**What the task asks**: State how many lines in the listing below include the word "JSON". Give nothing but the number.

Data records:
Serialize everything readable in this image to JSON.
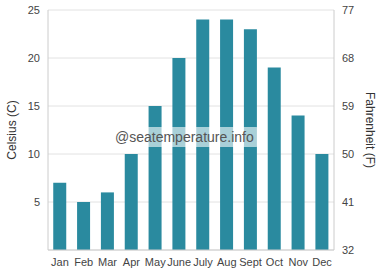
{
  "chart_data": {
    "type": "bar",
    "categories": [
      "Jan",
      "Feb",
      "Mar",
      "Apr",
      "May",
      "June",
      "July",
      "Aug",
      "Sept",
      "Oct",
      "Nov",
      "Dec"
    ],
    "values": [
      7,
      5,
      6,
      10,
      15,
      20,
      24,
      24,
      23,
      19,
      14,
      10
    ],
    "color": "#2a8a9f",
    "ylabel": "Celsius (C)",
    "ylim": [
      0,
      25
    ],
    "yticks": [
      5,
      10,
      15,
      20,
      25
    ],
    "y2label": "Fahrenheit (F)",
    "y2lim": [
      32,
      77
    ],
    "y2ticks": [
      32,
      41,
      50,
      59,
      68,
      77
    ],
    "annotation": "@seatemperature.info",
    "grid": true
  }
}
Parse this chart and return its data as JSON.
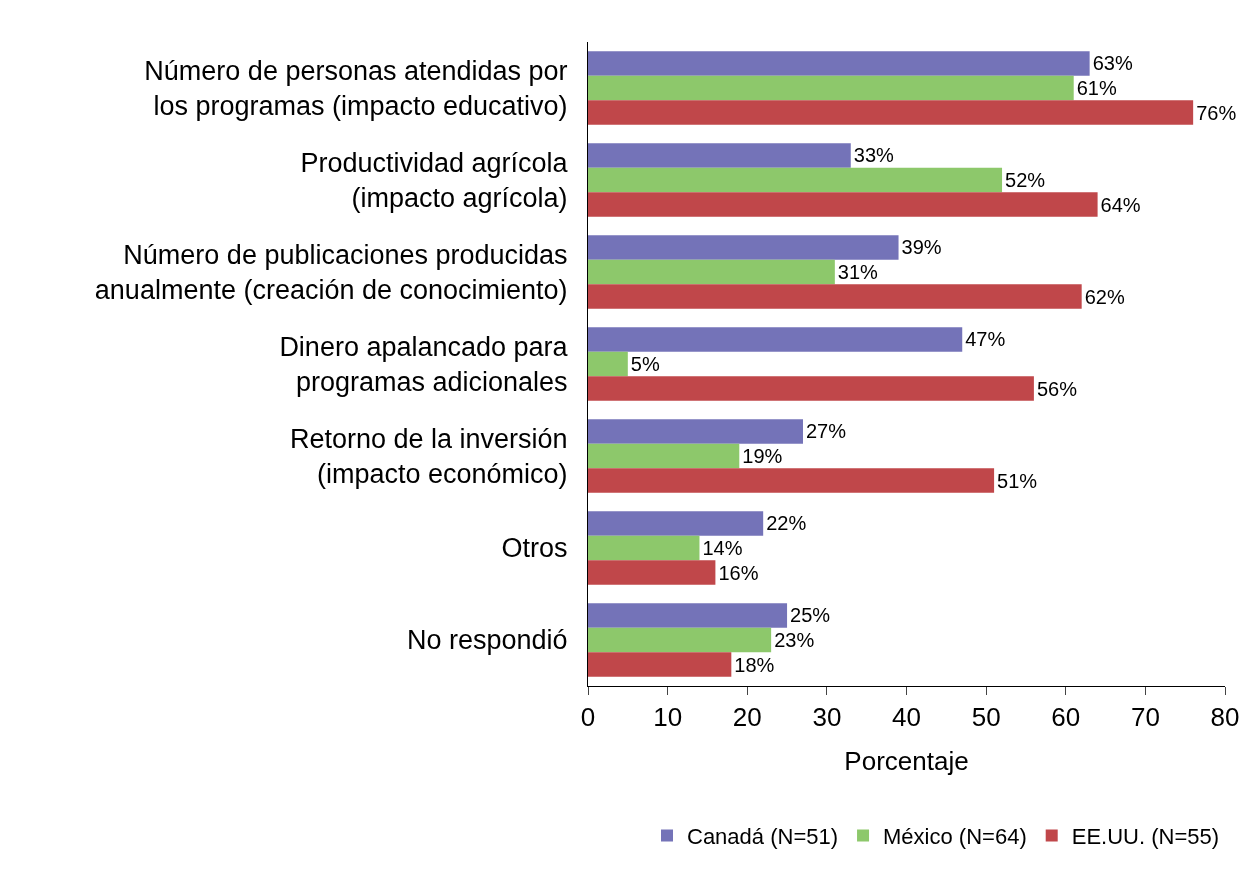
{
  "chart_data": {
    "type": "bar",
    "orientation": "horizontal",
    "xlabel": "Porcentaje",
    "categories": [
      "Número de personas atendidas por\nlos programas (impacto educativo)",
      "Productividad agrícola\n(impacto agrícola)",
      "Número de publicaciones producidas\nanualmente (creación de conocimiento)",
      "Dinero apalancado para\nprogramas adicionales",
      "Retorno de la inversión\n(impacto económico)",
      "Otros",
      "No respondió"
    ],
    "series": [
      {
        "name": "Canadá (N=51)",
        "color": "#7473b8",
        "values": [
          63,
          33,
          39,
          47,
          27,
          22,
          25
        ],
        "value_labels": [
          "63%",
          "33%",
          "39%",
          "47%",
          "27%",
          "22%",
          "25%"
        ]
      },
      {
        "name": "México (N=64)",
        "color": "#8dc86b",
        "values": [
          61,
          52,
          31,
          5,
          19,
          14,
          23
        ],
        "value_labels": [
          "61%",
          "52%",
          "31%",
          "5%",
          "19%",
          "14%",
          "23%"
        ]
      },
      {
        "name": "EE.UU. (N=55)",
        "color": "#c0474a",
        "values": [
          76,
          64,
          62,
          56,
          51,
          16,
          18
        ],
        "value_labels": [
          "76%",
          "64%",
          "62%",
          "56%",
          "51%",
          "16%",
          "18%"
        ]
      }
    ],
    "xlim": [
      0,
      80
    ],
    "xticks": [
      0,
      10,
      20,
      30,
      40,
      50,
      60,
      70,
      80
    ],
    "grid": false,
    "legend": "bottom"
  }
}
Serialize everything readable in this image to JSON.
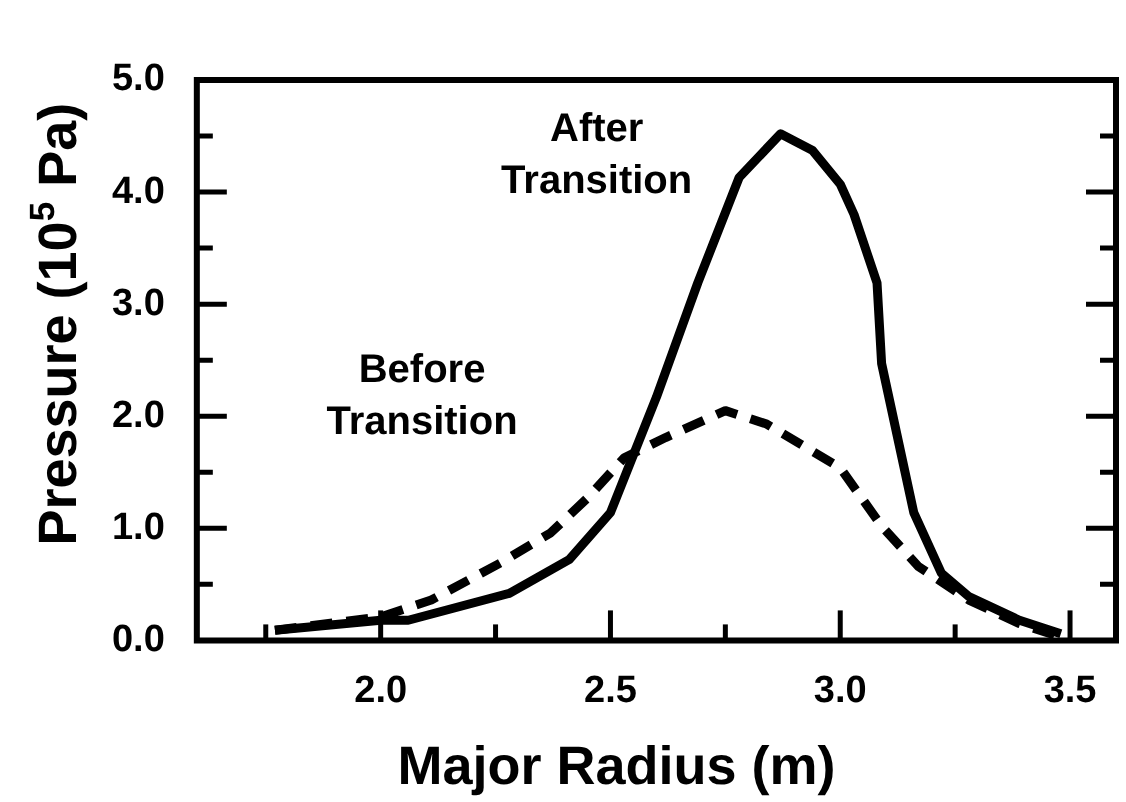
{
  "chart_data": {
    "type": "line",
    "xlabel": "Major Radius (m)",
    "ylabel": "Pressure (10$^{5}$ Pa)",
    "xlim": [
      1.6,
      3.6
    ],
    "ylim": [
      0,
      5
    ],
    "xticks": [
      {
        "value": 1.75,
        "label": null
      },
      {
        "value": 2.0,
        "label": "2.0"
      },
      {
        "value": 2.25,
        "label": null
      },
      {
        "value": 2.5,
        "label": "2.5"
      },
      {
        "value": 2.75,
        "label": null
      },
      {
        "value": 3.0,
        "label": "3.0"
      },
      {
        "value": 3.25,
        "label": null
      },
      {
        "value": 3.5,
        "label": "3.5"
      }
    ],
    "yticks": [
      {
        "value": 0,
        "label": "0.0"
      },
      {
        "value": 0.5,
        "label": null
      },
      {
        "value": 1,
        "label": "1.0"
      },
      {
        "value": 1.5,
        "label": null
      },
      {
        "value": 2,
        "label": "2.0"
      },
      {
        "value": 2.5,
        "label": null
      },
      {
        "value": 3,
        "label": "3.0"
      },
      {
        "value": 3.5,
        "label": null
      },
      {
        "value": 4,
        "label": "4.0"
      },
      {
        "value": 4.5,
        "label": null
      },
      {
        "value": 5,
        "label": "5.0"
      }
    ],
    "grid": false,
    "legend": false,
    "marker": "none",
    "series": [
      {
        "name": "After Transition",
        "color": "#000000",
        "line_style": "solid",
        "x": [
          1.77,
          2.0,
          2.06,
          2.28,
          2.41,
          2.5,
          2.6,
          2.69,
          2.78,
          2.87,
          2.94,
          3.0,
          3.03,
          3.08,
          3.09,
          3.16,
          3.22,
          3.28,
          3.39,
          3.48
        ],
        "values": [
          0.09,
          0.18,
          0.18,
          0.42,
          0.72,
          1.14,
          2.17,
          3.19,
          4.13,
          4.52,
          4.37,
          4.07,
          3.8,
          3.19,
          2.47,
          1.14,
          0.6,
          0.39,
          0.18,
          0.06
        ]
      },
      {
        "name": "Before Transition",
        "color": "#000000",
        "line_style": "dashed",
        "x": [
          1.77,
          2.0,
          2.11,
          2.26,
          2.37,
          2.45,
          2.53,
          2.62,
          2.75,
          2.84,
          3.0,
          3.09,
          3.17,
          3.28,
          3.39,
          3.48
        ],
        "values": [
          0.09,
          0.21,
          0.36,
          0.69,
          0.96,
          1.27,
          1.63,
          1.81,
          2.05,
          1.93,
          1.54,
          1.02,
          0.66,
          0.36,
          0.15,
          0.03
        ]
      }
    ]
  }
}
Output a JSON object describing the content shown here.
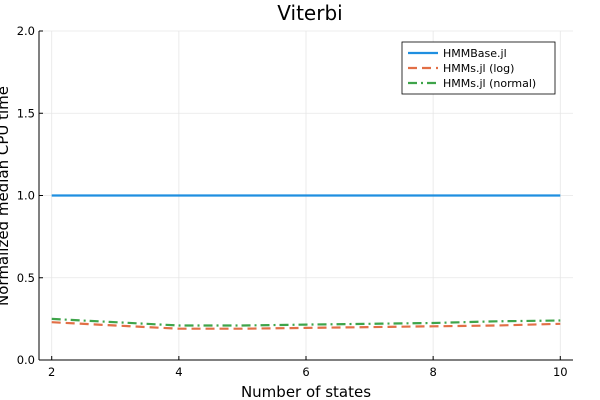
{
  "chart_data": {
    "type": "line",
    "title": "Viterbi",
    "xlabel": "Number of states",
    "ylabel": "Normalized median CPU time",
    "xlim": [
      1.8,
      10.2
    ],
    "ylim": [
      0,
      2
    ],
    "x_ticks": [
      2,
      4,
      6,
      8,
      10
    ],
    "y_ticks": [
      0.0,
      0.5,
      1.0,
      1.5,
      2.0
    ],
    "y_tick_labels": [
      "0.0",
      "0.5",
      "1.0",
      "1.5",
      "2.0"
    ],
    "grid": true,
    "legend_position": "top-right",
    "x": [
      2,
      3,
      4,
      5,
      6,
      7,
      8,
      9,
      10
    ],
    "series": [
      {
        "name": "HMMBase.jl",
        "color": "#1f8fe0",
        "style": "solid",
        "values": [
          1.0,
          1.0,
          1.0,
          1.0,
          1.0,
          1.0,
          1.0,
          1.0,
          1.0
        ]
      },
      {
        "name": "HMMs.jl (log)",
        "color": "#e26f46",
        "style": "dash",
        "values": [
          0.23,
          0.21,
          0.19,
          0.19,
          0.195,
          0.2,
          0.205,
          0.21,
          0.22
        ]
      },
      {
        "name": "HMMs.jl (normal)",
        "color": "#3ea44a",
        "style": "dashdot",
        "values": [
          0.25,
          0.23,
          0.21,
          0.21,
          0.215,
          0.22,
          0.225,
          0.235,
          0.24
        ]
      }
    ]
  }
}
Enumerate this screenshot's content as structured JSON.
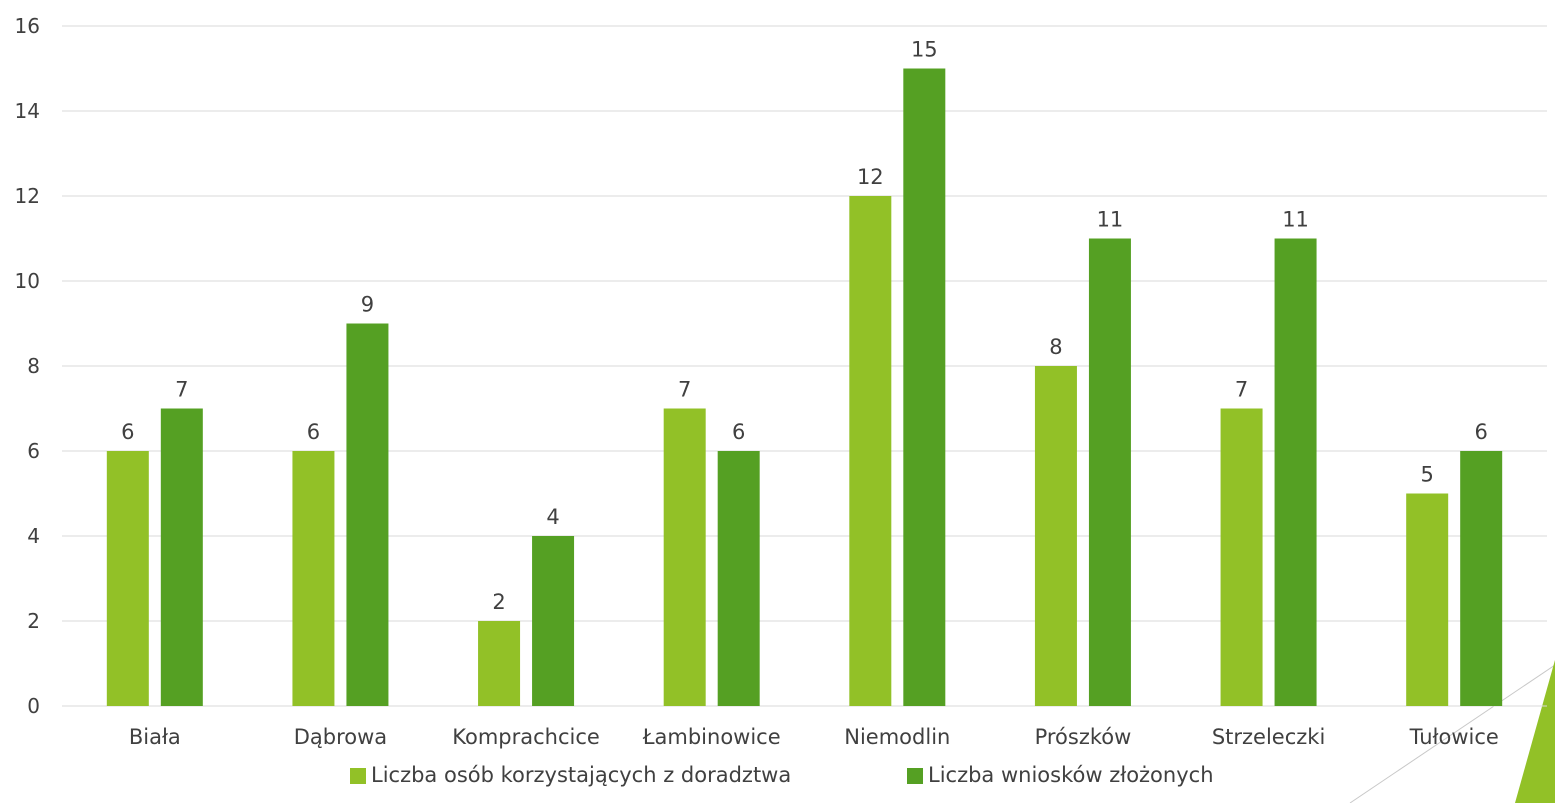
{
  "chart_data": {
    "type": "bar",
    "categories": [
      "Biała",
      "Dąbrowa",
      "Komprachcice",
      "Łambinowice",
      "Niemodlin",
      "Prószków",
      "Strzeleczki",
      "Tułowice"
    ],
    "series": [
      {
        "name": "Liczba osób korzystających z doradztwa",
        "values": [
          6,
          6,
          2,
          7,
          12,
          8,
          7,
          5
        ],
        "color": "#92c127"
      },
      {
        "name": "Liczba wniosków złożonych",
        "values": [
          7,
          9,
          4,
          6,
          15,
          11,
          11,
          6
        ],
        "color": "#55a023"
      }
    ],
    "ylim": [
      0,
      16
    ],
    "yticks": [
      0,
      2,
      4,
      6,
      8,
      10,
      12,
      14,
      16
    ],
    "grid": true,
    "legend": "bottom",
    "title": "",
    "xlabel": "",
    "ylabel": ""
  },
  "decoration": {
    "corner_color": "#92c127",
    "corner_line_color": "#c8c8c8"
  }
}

**The response**: 5